▶ [What the exercise asks] Change "wire" to "trace" in the lines from the one with "Localize all elements." to the one with "plus sign C2X xyxy=(22,45,36,57)", and return only those lines with everything else left as it is.

(Collected data)

________________________

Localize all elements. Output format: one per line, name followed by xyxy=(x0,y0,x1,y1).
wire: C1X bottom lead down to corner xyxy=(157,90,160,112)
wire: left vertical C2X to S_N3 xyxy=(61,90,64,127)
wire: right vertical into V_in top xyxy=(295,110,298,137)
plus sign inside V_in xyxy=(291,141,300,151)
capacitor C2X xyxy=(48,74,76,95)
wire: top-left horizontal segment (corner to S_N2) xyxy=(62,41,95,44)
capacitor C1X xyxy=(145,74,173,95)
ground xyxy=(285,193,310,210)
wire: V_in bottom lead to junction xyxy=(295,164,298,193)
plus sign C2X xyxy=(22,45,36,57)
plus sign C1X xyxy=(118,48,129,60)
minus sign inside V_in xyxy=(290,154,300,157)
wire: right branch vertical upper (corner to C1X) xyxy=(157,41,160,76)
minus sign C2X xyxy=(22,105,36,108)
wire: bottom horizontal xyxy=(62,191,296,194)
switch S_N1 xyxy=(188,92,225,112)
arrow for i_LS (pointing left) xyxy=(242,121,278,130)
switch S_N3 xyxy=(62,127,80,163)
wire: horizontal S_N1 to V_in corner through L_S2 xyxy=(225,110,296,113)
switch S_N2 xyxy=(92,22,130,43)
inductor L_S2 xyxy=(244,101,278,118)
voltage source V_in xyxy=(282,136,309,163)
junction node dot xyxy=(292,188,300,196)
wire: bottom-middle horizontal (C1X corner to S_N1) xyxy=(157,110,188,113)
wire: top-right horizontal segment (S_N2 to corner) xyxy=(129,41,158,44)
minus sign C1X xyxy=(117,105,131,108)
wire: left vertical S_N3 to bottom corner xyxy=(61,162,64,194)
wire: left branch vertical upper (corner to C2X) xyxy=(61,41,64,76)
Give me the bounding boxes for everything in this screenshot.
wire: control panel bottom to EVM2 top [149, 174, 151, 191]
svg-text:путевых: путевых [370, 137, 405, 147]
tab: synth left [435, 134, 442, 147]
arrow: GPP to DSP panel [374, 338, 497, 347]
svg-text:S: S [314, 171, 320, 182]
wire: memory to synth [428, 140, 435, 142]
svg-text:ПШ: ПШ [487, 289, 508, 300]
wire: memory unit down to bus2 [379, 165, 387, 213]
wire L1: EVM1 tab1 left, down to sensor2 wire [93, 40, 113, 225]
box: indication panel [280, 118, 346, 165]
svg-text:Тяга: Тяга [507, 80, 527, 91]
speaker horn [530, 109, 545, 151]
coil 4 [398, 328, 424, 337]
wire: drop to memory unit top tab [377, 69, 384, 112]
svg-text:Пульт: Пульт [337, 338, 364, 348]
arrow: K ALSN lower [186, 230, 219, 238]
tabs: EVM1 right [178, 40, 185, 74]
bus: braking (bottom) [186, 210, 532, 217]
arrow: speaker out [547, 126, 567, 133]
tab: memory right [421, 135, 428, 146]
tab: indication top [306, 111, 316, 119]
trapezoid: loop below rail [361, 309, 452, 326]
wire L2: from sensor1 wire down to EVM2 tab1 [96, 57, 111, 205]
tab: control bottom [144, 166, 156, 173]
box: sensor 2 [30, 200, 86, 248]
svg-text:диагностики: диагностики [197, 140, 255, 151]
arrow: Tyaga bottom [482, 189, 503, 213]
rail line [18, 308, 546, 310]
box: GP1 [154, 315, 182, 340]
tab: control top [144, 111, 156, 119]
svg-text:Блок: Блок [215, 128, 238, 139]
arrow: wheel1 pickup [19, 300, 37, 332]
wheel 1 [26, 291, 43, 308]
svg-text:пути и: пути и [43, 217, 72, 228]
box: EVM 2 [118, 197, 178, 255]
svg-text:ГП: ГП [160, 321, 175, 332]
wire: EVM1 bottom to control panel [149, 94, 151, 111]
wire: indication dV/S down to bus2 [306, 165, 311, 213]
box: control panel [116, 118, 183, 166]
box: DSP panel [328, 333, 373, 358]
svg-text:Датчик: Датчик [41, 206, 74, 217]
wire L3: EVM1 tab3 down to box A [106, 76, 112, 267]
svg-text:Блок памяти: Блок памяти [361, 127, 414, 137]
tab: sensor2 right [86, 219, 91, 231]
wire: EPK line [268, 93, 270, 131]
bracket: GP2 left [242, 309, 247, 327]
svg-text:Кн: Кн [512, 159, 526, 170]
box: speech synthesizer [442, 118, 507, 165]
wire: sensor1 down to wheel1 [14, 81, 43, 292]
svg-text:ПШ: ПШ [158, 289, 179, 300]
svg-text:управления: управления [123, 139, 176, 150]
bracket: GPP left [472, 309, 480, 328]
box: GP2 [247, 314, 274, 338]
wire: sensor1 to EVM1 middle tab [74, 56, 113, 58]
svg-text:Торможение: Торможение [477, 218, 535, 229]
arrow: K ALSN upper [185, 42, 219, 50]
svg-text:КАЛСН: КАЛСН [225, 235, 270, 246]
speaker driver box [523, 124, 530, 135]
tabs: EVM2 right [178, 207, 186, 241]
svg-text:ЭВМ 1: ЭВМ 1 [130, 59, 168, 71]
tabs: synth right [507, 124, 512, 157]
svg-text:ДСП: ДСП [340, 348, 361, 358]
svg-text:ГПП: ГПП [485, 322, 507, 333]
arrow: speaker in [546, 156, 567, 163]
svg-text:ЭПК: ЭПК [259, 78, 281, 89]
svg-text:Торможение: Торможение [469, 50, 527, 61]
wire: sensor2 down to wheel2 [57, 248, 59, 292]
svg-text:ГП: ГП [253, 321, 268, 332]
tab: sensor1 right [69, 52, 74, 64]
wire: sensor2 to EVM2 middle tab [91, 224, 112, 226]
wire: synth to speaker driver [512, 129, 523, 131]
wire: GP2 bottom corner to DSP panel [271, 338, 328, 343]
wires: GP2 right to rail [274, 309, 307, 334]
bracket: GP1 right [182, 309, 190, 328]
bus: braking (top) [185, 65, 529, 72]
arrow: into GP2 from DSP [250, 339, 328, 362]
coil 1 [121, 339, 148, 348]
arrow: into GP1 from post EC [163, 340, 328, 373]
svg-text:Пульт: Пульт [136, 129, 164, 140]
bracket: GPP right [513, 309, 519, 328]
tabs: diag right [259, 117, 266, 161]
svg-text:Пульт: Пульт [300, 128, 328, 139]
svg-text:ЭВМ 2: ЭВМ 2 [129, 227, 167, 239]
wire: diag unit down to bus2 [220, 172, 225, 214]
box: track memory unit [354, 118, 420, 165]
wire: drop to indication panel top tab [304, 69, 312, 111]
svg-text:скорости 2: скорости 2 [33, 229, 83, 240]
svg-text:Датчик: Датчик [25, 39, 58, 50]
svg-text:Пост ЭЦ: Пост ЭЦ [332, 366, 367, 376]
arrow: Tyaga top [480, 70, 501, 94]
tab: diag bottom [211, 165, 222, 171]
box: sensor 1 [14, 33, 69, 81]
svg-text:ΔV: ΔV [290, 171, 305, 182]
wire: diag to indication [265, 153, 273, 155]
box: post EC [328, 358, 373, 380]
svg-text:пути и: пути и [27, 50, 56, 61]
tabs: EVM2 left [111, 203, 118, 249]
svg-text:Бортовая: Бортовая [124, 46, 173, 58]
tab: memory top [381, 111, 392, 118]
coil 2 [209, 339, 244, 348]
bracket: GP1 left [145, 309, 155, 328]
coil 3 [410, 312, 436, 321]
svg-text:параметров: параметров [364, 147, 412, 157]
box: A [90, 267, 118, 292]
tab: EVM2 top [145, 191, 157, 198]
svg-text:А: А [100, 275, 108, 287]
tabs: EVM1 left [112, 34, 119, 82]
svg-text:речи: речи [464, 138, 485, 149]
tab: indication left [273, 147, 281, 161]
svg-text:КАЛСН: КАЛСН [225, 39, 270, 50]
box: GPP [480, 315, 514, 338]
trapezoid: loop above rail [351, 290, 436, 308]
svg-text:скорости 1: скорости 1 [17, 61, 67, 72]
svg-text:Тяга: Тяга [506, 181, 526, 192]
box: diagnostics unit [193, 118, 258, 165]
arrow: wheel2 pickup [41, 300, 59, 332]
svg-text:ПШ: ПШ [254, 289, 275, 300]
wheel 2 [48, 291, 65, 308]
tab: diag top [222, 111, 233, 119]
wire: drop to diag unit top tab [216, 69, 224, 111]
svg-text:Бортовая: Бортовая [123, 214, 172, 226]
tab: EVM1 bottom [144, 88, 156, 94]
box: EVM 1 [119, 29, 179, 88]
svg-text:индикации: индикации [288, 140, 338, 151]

________________________

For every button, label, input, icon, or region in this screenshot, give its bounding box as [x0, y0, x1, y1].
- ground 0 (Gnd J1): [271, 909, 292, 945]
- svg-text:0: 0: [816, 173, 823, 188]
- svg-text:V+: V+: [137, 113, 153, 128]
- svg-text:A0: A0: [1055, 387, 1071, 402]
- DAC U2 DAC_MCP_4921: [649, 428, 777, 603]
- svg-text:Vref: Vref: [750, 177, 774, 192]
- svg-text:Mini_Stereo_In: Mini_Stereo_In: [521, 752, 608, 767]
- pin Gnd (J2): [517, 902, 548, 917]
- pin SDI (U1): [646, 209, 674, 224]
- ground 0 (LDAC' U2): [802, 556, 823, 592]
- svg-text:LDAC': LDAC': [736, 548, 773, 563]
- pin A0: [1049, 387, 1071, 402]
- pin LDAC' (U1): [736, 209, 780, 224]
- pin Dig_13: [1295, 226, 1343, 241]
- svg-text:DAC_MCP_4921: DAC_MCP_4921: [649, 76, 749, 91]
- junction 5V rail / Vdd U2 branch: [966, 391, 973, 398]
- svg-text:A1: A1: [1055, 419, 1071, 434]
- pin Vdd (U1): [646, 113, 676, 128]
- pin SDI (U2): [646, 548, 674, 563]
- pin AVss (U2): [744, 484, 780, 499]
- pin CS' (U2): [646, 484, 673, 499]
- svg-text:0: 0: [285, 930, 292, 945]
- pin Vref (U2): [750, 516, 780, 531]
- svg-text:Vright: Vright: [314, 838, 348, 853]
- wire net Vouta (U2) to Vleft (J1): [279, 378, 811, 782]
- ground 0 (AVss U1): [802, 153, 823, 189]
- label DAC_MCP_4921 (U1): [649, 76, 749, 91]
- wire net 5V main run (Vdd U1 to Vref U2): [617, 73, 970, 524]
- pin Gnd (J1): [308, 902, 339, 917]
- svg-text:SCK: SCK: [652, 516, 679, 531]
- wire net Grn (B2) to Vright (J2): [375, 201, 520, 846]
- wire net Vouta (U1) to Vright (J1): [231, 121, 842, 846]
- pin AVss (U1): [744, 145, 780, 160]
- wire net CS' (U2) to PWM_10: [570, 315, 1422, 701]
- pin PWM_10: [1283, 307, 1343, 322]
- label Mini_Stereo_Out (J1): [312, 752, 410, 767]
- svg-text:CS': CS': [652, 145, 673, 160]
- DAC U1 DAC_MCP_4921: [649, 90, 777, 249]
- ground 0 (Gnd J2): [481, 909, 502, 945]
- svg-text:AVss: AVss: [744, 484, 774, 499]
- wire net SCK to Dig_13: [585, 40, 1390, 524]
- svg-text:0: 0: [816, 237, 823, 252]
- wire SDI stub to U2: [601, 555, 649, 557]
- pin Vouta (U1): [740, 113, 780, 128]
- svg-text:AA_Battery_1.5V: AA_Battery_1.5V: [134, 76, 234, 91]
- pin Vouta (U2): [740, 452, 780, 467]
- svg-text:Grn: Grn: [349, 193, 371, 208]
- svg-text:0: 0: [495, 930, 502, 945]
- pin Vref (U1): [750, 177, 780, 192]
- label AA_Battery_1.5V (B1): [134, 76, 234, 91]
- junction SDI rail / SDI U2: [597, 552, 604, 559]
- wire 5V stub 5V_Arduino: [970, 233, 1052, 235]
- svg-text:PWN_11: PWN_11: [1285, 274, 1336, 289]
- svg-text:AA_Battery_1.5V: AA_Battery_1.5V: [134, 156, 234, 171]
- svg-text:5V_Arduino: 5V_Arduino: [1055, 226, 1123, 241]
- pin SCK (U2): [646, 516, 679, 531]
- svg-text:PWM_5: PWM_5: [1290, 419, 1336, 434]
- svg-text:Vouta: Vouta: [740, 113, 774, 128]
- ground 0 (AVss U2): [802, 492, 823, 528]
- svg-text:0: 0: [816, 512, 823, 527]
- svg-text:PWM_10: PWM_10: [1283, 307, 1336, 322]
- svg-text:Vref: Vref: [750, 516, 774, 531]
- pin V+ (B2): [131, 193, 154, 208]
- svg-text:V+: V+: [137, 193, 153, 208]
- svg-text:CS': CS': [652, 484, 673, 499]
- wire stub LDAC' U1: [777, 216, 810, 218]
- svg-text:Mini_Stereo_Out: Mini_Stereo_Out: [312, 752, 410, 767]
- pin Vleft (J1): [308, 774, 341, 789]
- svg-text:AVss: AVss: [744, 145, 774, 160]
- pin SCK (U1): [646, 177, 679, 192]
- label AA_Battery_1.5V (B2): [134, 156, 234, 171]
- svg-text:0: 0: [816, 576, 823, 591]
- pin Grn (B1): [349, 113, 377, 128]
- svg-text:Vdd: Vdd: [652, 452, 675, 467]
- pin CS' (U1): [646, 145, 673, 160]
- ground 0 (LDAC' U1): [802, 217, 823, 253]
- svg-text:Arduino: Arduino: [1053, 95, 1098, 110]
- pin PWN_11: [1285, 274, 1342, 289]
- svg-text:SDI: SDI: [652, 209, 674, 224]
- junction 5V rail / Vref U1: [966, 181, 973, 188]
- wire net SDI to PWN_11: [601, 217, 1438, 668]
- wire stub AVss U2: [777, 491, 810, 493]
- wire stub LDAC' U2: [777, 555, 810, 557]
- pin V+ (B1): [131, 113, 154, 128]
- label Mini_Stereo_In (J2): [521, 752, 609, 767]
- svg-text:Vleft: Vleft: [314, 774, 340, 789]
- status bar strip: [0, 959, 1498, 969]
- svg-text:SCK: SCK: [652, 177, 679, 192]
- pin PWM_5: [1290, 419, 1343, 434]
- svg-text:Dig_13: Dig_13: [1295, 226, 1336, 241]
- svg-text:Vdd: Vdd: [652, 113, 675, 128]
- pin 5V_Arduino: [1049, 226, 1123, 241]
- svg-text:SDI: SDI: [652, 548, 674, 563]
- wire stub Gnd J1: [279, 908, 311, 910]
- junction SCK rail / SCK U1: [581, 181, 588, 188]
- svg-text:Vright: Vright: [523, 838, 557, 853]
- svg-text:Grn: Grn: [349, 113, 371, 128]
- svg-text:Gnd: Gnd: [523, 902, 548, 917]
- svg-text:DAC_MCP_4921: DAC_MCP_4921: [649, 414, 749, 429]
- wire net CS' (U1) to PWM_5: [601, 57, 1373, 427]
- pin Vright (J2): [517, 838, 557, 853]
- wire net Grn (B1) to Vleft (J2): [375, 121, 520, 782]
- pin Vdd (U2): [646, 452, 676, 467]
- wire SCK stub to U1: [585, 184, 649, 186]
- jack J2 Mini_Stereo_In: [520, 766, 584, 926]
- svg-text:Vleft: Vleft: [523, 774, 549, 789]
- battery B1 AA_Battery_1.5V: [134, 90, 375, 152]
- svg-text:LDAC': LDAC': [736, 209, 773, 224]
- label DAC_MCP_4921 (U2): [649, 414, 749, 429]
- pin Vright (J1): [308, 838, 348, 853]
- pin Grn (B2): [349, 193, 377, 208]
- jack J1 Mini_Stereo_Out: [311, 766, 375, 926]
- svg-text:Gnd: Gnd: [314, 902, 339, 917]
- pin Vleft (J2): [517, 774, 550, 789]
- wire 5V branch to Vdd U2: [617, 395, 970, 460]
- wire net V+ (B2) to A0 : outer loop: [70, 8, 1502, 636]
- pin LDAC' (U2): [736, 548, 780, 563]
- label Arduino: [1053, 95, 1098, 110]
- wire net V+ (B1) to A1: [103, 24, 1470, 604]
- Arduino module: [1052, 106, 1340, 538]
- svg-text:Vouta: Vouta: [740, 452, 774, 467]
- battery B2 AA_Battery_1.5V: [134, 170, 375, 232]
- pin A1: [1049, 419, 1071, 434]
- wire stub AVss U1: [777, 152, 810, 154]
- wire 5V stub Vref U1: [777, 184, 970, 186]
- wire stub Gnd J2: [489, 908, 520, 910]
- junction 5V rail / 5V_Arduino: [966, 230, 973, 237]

________________________

▶ [Output of the exercise]
Localize all elements. Output format: one per line, name followed by xyxy=(x0,y0,x1,y1).
trace: C1X bottom lead down to corner xyxy=(157,90,160,112)
trace: left vertical C2X to S_N3 xyxy=(61,90,64,127)
trace: right vertical into V_in top xyxy=(295,110,298,137)
plus sign inside V_in xyxy=(291,141,300,151)
capacitor C2X xyxy=(48,74,76,95)
trace: top-left horizontal segment (corner to S_N2) xyxy=(62,41,95,44)
capacitor C1X xyxy=(145,74,173,95)
ground xyxy=(285,193,310,210)
trace: V_in bottom lead to junction xyxy=(295,164,298,193)
plus sign C2X xyxy=(22,45,36,57)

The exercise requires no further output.